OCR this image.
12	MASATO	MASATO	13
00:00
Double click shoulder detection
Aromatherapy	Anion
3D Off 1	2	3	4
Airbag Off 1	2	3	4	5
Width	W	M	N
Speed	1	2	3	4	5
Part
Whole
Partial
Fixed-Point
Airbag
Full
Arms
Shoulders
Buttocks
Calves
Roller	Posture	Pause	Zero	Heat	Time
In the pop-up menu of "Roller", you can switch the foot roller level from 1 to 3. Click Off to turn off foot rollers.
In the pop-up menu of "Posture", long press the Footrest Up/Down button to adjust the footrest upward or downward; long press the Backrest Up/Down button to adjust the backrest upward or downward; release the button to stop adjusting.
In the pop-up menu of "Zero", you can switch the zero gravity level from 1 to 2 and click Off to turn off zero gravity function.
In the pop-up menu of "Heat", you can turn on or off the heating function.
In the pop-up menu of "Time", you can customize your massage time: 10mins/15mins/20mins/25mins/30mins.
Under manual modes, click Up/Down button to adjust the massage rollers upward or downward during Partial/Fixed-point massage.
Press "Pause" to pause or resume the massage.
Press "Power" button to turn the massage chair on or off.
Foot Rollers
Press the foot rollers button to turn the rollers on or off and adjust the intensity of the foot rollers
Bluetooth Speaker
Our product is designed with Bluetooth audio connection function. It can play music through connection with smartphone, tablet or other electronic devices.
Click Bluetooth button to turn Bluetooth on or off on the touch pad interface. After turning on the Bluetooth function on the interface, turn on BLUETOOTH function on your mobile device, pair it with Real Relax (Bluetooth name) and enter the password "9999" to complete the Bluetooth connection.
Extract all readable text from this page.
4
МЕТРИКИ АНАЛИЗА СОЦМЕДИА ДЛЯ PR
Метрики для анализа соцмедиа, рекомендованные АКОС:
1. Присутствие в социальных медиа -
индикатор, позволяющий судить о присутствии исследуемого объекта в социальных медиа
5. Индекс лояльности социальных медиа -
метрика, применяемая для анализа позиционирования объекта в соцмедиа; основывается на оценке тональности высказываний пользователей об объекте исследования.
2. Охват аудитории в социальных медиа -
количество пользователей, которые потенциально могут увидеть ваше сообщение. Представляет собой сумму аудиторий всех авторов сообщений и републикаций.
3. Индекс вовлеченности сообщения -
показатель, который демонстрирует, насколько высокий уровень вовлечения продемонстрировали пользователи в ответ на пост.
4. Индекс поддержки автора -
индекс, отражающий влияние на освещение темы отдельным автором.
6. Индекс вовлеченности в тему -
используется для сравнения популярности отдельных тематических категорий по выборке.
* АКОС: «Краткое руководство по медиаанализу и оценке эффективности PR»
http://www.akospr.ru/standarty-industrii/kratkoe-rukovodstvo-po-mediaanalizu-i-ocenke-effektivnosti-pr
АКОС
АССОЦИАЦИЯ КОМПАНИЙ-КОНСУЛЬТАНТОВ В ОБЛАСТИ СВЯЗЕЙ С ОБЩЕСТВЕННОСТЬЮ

SET PROBLEM:
Search the entries for the string "downward" and collect each line that has it.

COMPLETE OUTPUT:
In the pop-up menu of "Posture", long press the Footrest Up/Down button to adjust the footrest upward or downward; long press the Backrest Up/Down button to adjust the backrest upward or downward; release the button to stop adjusting.
Under manual modes, click Up/Down button to adjust the massage rollers upward or downward during Partial/Fixed-point massage.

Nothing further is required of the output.